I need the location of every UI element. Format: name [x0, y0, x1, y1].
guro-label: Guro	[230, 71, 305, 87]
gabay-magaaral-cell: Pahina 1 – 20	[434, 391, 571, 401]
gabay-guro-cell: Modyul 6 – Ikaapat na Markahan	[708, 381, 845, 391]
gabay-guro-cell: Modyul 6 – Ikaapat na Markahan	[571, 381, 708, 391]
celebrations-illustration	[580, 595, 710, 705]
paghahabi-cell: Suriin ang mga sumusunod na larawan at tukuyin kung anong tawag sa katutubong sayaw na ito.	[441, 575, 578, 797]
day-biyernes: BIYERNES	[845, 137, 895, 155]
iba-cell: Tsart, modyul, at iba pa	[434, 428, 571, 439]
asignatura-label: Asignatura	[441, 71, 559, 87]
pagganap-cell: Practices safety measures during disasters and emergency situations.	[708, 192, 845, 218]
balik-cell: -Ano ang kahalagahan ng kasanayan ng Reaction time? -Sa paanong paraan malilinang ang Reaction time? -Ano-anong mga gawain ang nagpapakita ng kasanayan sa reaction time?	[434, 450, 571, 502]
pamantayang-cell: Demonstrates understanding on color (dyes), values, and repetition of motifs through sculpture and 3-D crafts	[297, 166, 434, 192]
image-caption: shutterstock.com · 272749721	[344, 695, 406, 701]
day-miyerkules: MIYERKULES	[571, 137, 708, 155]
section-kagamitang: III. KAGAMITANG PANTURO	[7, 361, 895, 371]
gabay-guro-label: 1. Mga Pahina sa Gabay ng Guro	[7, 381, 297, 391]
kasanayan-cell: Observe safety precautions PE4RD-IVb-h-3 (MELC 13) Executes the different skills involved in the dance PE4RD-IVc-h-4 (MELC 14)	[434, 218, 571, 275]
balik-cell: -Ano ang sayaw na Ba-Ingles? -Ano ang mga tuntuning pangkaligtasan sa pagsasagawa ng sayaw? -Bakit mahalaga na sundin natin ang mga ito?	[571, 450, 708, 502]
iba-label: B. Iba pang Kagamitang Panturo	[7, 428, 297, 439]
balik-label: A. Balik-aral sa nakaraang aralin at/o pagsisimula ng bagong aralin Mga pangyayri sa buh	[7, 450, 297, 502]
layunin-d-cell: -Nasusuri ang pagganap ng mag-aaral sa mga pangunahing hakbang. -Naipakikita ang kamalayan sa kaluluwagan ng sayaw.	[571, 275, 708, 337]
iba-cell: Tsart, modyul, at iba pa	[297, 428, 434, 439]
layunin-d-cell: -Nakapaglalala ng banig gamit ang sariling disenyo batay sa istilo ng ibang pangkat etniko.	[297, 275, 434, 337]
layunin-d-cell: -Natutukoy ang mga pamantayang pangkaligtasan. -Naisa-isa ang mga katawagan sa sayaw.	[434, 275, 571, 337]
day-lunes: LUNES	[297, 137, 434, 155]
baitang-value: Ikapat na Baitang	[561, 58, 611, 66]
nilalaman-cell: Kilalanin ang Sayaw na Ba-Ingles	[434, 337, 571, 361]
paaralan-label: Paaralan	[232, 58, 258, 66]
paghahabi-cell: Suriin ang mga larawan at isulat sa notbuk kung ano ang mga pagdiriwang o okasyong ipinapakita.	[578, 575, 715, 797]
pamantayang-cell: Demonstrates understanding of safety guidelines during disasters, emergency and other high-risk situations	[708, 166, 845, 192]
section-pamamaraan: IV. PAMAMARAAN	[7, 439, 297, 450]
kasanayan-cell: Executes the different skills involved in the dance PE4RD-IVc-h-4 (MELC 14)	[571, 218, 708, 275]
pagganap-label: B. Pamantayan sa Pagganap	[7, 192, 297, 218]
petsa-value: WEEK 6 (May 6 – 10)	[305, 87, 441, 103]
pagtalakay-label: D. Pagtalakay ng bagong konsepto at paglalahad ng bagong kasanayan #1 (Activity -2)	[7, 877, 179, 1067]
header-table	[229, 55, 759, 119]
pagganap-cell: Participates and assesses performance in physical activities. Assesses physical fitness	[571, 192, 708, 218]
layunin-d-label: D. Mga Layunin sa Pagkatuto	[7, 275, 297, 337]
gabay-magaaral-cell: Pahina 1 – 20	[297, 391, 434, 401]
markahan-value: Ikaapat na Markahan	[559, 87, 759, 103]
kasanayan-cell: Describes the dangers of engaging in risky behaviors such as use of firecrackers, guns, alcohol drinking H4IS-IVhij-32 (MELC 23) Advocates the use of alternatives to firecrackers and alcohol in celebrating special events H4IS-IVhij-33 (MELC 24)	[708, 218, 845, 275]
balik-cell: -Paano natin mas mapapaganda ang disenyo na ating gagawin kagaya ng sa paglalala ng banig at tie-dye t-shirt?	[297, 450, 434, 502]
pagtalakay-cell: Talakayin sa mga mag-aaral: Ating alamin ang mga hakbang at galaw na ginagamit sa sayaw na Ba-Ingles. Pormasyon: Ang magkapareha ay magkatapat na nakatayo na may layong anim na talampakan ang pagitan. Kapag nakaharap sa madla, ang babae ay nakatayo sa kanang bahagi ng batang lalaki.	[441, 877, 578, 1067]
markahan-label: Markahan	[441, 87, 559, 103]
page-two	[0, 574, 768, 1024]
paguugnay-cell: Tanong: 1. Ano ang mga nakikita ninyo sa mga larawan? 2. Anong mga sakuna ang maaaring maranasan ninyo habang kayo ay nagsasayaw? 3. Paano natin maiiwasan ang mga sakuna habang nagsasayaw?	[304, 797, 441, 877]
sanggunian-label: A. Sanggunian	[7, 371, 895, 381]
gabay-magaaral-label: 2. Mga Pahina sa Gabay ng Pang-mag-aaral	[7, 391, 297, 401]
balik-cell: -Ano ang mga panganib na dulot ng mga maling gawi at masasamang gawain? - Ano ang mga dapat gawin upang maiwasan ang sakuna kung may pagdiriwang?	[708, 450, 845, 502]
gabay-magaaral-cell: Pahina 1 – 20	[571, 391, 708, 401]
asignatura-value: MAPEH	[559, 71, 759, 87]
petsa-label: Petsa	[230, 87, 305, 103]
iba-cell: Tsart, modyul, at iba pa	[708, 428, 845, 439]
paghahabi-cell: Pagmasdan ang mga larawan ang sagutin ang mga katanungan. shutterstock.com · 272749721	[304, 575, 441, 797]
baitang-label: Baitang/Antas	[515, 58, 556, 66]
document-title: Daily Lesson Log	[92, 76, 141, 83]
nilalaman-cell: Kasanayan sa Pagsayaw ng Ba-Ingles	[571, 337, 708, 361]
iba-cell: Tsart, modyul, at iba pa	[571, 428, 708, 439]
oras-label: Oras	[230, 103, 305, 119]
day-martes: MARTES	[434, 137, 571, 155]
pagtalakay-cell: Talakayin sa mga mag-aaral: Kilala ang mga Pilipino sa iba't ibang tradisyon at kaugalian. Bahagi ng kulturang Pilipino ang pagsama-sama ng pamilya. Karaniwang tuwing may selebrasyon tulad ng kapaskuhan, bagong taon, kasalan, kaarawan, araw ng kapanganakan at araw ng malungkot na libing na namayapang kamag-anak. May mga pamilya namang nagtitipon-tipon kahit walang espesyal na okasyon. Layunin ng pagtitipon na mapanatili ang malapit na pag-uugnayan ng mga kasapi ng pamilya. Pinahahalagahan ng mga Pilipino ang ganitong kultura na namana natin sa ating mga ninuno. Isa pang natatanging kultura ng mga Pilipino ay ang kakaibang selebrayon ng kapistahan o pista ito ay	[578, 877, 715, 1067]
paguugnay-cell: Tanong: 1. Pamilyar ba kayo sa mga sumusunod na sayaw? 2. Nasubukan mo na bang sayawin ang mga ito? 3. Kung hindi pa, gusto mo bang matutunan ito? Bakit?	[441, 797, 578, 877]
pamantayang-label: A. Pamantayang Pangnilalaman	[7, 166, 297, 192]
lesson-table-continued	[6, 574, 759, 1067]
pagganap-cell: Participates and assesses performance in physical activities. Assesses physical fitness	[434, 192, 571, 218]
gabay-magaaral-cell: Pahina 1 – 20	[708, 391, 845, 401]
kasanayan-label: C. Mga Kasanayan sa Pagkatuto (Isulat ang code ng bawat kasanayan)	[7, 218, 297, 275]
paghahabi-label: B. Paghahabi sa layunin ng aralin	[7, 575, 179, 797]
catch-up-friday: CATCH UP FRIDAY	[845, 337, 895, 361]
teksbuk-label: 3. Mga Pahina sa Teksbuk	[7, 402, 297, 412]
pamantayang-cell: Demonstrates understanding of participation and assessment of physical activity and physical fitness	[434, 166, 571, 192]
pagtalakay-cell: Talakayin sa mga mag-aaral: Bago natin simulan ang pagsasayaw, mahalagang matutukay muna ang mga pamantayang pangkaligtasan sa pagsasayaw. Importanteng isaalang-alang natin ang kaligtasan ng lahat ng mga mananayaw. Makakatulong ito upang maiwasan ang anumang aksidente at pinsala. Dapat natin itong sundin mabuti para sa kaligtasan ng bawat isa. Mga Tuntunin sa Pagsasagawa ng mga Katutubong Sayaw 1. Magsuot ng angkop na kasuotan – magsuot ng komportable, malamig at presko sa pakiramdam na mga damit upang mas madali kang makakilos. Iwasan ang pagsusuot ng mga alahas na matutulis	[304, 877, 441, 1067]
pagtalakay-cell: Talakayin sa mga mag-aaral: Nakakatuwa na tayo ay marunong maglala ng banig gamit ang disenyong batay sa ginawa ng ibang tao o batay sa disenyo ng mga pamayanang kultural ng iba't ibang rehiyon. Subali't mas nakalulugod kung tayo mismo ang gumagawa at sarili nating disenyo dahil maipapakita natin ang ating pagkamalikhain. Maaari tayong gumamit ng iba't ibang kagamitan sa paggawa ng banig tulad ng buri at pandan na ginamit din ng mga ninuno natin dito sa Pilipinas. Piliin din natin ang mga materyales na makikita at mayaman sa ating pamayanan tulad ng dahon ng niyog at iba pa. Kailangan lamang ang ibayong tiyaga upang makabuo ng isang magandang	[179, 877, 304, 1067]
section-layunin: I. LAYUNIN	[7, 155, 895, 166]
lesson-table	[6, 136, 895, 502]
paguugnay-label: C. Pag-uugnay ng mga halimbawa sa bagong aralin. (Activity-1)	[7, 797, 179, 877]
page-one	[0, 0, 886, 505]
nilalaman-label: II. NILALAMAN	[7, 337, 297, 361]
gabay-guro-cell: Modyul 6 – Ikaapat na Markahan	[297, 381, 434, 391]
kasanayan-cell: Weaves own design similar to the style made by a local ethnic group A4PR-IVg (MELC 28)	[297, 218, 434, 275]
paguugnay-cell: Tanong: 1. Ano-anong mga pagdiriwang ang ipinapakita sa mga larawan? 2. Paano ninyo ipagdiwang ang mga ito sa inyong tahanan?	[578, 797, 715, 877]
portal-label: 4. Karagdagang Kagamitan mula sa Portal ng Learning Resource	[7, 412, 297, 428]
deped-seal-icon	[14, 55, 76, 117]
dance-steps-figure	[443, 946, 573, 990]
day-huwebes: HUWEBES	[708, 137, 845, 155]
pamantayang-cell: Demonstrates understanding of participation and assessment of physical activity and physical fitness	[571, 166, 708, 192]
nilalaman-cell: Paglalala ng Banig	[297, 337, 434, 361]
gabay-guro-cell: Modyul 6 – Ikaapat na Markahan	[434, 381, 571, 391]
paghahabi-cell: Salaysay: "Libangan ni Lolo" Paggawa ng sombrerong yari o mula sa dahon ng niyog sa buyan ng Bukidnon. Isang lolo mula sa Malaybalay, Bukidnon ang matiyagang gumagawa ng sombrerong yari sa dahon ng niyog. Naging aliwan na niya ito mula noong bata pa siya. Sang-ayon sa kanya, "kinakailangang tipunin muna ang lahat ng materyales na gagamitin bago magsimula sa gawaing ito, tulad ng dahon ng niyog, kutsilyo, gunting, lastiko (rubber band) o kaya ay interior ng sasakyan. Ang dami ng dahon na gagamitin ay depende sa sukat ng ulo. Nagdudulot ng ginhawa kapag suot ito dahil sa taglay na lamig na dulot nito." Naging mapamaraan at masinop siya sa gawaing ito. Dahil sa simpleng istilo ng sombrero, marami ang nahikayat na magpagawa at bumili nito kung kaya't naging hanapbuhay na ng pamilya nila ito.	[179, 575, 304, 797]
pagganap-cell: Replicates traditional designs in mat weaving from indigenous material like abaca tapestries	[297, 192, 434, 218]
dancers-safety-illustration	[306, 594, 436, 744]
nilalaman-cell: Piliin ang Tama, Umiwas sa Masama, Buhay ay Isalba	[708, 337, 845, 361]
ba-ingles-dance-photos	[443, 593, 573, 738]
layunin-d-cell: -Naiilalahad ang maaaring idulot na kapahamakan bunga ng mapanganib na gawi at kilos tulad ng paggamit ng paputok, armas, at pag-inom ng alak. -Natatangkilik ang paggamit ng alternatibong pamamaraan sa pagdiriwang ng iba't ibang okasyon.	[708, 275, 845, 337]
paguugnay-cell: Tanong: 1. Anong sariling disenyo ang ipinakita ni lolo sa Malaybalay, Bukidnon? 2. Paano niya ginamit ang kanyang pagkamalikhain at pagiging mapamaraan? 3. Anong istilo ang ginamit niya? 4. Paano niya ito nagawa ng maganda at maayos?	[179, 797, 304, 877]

---

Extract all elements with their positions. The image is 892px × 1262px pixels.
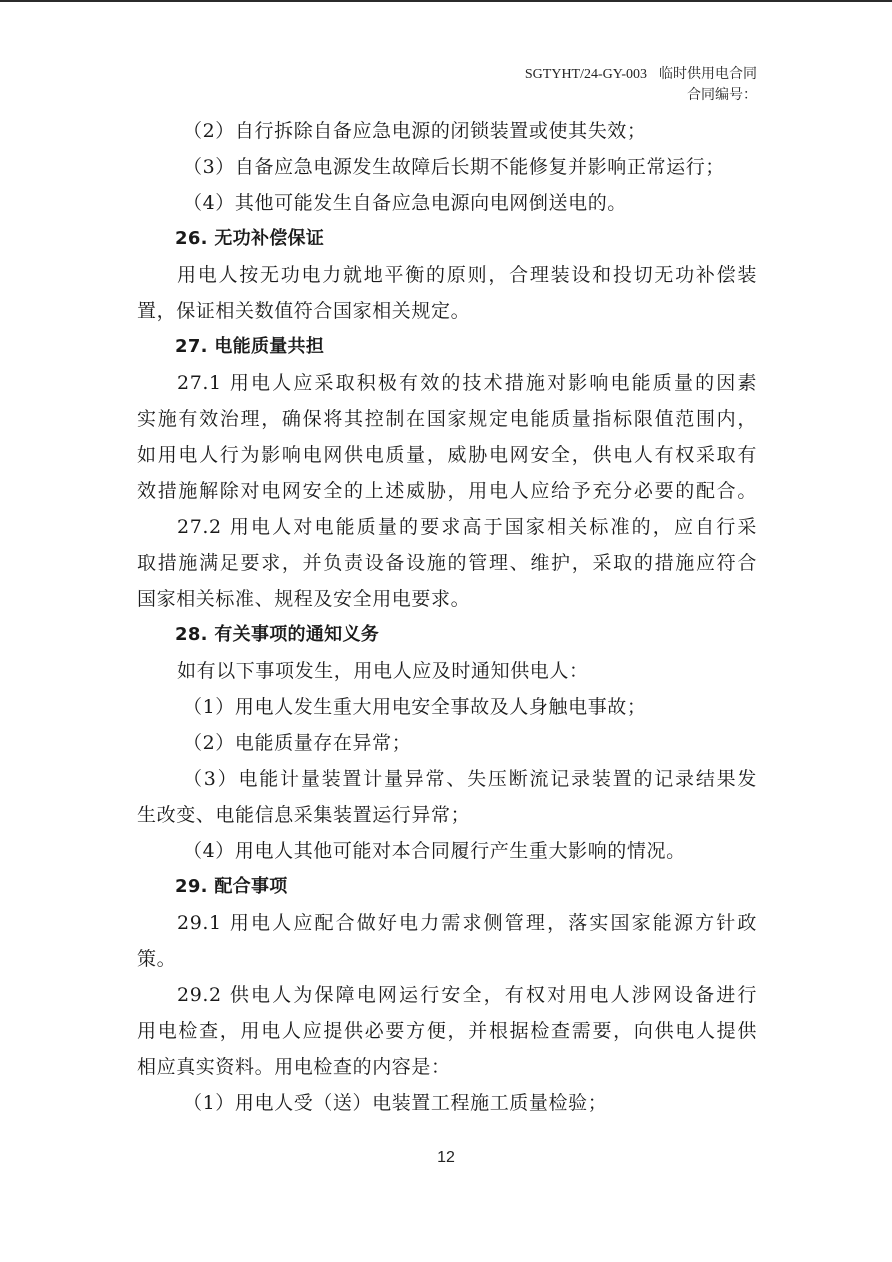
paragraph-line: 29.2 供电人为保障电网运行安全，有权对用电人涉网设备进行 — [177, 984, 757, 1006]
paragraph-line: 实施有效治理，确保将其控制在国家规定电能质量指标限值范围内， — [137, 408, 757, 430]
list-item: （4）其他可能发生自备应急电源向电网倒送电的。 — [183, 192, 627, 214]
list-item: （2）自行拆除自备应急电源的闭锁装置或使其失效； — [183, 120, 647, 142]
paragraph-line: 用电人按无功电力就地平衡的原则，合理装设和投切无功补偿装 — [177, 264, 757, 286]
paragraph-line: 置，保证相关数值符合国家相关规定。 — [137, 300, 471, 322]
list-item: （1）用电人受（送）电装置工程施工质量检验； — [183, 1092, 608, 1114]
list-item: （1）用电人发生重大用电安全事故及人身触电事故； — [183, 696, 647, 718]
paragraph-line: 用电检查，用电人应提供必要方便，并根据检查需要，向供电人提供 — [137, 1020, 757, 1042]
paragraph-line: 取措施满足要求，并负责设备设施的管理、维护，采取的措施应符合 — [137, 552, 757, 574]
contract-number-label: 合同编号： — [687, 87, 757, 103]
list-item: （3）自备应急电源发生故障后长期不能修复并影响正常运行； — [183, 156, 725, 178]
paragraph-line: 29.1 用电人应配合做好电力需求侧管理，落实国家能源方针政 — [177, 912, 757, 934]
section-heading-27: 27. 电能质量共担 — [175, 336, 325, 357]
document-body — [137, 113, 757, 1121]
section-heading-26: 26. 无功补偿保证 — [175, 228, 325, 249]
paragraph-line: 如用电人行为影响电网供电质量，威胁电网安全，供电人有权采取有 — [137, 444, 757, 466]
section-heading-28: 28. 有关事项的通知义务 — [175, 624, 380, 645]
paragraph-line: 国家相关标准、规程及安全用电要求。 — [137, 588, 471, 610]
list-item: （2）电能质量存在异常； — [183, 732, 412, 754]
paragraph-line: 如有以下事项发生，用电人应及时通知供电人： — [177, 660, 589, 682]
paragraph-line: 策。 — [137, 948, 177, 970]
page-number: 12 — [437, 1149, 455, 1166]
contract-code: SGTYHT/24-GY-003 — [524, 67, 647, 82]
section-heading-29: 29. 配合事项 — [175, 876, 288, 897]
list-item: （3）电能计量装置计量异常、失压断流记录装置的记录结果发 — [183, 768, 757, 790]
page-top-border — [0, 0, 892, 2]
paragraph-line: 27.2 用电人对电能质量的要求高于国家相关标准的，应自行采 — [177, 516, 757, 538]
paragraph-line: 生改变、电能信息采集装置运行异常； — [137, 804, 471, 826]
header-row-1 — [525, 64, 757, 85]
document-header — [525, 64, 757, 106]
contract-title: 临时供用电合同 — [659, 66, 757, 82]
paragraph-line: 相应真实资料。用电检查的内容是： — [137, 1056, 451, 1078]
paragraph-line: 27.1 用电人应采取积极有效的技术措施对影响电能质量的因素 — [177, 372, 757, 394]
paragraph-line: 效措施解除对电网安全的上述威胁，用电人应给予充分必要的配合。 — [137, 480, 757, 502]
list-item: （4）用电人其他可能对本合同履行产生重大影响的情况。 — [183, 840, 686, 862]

→ Short problem:
Pick out each line in the items above that contains the string "Markahan", matching case exactly, and copy those lines in full.

→ The reply:
gabay-guro-cell: Modyul 6 – Ikaapat na Markahan	[708, 381, 845, 391]
gabay-guro-cell: Modyul 6 – Ikaapat na Markahan	[571, 381, 708, 391]
markahan-value: Ikaapat na Markahan	[559, 87, 759, 103]
markahan-label: Markahan	[441, 87, 559, 103]
gabay-guro-cell: Modyul 6 – Ikaapat na Markahan	[297, 381, 434, 391]
gabay-guro-cell: Modyul 6 – Ikaapat na Markahan	[434, 381, 571, 391]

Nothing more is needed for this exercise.